▶ [EXERCISE PROMPT] Copy all the entries below exactly, but not the pictures.

▶ [DATA LISTING]

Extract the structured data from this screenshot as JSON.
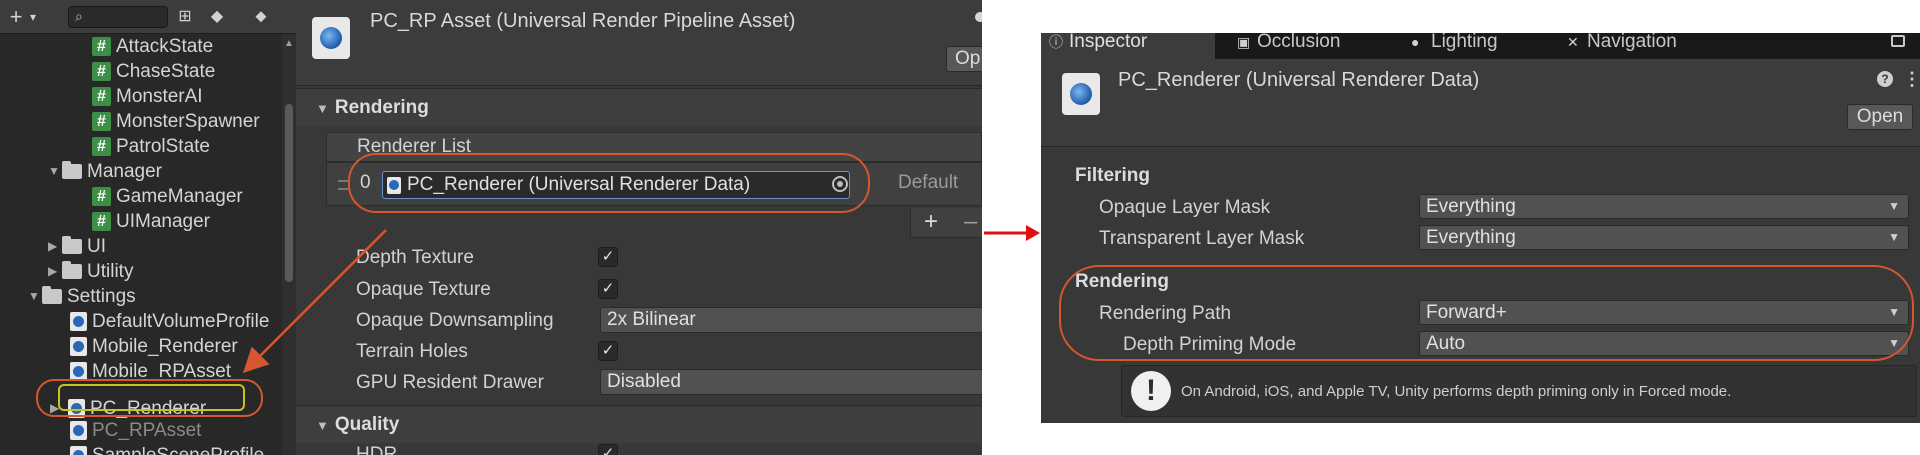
{
  "project_window": {
    "toolbar": {
      "add_label": "+",
      "add_caret": "▾",
      "search_placeholder": ""
    },
    "tree": [
      {
        "label": "AttackState",
        "type": "script",
        "depth": 2
      },
      {
        "label": "ChaseState",
        "type": "script",
        "depth": 2
      },
      {
        "label": "MonsterAI",
        "type": "script",
        "depth": 2
      },
      {
        "label": "MonsterSpawner",
        "type": "script",
        "depth": 2
      },
      {
        "label": "PatrolState",
        "type": "script",
        "depth": 2
      },
      {
        "label": "Manager",
        "type": "folder-open",
        "depth": 1
      },
      {
        "label": "GameManager",
        "type": "script",
        "depth": 2
      },
      {
        "label": "UIManager",
        "type": "script",
        "depth": 2
      },
      {
        "label": "UI",
        "type": "folder",
        "depth": 1
      },
      {
        "label": "Utility",
        "type": "folder",
        "depth": 1
      },
      {
        "label": "Settings",
        "type": "folder-open",
        "depth": 0
      },
      {
        "label": "DefaultVolumeProfile",
        "type": "asset",
        "depth": 1
      },
      {
        "label": "Mobile_Renderer",
        "type": "asset",
        "depth": 1
      },
      {
        "label": "Mobile_RPAsset",
        "type": "asset",
        "depth": 1
      },
      {
        "label": "PC_Renderer",
        "type": "asset",
        "depth": 1
      },
      {
        "label": "PC_RPAsset",
        "type": "asset",
        "depth": 1
      },
      {
        "label": "SampleSceneProfile",
        "type": "asset",
        "depth": 1
      }
    ]
  },
  "urp_inspector": {
    "title": "PC_RP Asset (Universal Render Pipeline Asset)",
    "open_label": "Op",
    "rendering": {
      "header": "Rendering",
      "renderer_list_label": "Renderer List",
      "item_index": "0",
      "renderer_value": "PC_Renderer (Universal Renderer Data)",
      "default_label": "Default",
      "add_label": "+",
      "remove_label": "–",
      "properties": [
        {
          "label": "Depth Texture",
          "kind": "checkbox",
          "checked": true
        },
        {
          "label": "Opaque Texture",
          "kind": "checkbox",
          "checked": true
        },
        {
          "label": "Opaque Downsampling",
          "kind": "dropdown",
          "value": "2x Bilinear"
        },
        {
          "label": "Terrain Holes",
          "kind": "checkbox",
          "checked": true
        },
        {
          "label": "GPU Resident Drawer",
          "kind": "dropdown",
          "value": "Disabled"
        }
      ]
    },
    "quality": {
      "header": "Quality",
      "first_label": "HDR"
    }
  },
  "renderer_inspector": {
    "tabs": [
      {
        "label": "Inspector",
        "icon": "info-icon",
        "active": true
      },
      {
        "label": "Occlusion",
        "icon": "occlusion-icon",
        "active": false
      },
      {
        "label": "Lighting",
        "icon": "light-bulb-icon",
        "active": false
      },
      {
        "label": "Navigation",
        "icon": "navigation-icon",
        "active": false
      }
    ],
    "title": "PC_Renderer (Universal Renderer Data)",
    "open_label": "Open",
    "filtering": {
      "header": "Filtering",
      "opaque_label": "Opaque Layer Mask",
      "opaque_value": "Everything",
      "transparent_label": "Transparent Layer Mask",
      "transparent_value": "Everything"
    },
    "rendering": {
      "header": "Rendering",
      "path_label": "Rendering Path",
      "path_value": "Forward+",
      "depth_label": "Depth Priming Mode",
      "depth_value": "Auto"
    },
    "help_text": "On Android, iOS, and Apple TV, Unity performs depth priming only in Forced mode."
  },
  "colors": {
    "annotation": "#d6572f",
    "highlight": "#c7c41c",
    "transition_arrow": "#e01010"
  }
}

▶ [CORRECT OUTPUT]
Extract the structured data from this screenshot as JSON.
{
  "project_window": {
    "toolbar": {
      "add_label": "+",
      "add_caret": "▾",
      "search_placeholder": ""
    },
    "tree": [
      {
        "label": "AttackState",
        "type": "script",
        "depth": 2
      },
      {
        "label": "ChaseState",
        "type": "script",
        "depth": 2
      },
      {
        "label": "MonsterAI",
        "type": "script",
        "depth": 2
      },
      {
        "label": "MonsterSpawner",
        "type": "script",
        "depth": 2
      },
      {
        "label": "PatrolState",
        "type": "script",
        "depth": 2
      },
      {
        "label": "Manager",
        "type": "folder-open",
        "depth": 1
      },
      {
        "label": "GameManager",
        "type": "script",
        "depth": 2
      },
      {
        "label": "UIManager",
        "type": "script",
        "depth": 2
      },
      {
        "label": "UI",
        "type": "folder",
        "depth": 1
      },
      {
        "label": "Utility",
        "type": "folder",
        "depth": 1
      },
      {
        "label": "Settings",
        "type": "folder-open",
        "depth": 0
      },
      {
        "label": "DefaultVolumeProfile",
        "type": "asset",
        "depth": 1
      },
      {
        "label": "Mobile_Renderer",
        "type": "asset",
        "depth": 1
      },
      {
        "label": "Mobile_RPAsset",
        "type": "asset",
        "depth": 1
      },
      {
        "label": "PC_Renderer",
        "type": "asset",
        "depth": 1
      },
      {
        "label": "PC_RPAsset",
        "type": "asset",
        "depth": 1
      },
      {
        "label": "SampleSceneProfile",
        "type": "asset",
        "depth": 1
      }
    ]
  },
  "urp_inspector": {
    "title": "PC_RP Asset (Universal Render Pipeline Asset)",
    "open_label": "Op",
    "rendering": {
      "header": "Rendering",
      "renderer_list_label": "Renderer List",
      "item_index": "0",
      "renderer_value": "PC_Renderer (Universal Renderer Data)",
      "default_label": "Default",
      "add_label": "+",
      "remove_label": "–",
      "properties": [
        {
          "label": "Depth Texture",
          "kind": "checkbox",
          "checked": true
        },
        {
          "label": "Opaque Texture",
          "kind": "checkbox",
          "checked": true
        },
        {
          "label": "Opaque Downsampling",
          "kind": "dropdown",
          "value": "2x Bilinear"
        },
        {
          "label": "Terrain Holes",
          "kind": "checkbox",
          "checked": true
        },
        {
          "label": "GPU Resident Drawer",
          "kind": "dropdown",
          "value": "Disabled"
        }
      ]
    },
    "quality": {
      "header": "Quality",
      "first_label": "HDR"
    }
  },
  "renderer_inspector": {
    "tabs": [
      {
        "label": "Inspector",
        "icon": "info-icon",
        "active": true
      },
      {
        "label": "Occlusion",
        "icon": "occlusion-icon",
        "active": false
      },
      {
        "label": "Lighting",
        "icon": "light-bulb-icon",
        "active": false
      },
      {
        "label": "Navigation",
        "icon": "navigation-icon",
        "active": false
      }
    ],
    "title": "PC_Renderer (Universal Renderer Data)",
    "open_label": "Open",
    "filtering": {
      "header": "Filtering",
      "opaque_label": "Opaque Layer Mask",
      "opaque_value": "Everything",
      "transparent_label": "Transparent Layer Mask",
      "transparent_value": "Everything"
    },
    "rendering": {
      "header": "Rendering",
      "path_label": "Rendering Path",
      "path_value": "Forward+",
      "depth_label": "Depth Priming Mode",
      "depth_value": "Auto"
    },
    "help_text": "On Android, iOS, and Apple TV, Unity performs depth priming only in Forced mode."
  },
  "colors": {
    "annotation": "#d6572f",
    "highlight": "#c7c41c",
    "transition_arrow": "#e01010"
  }
}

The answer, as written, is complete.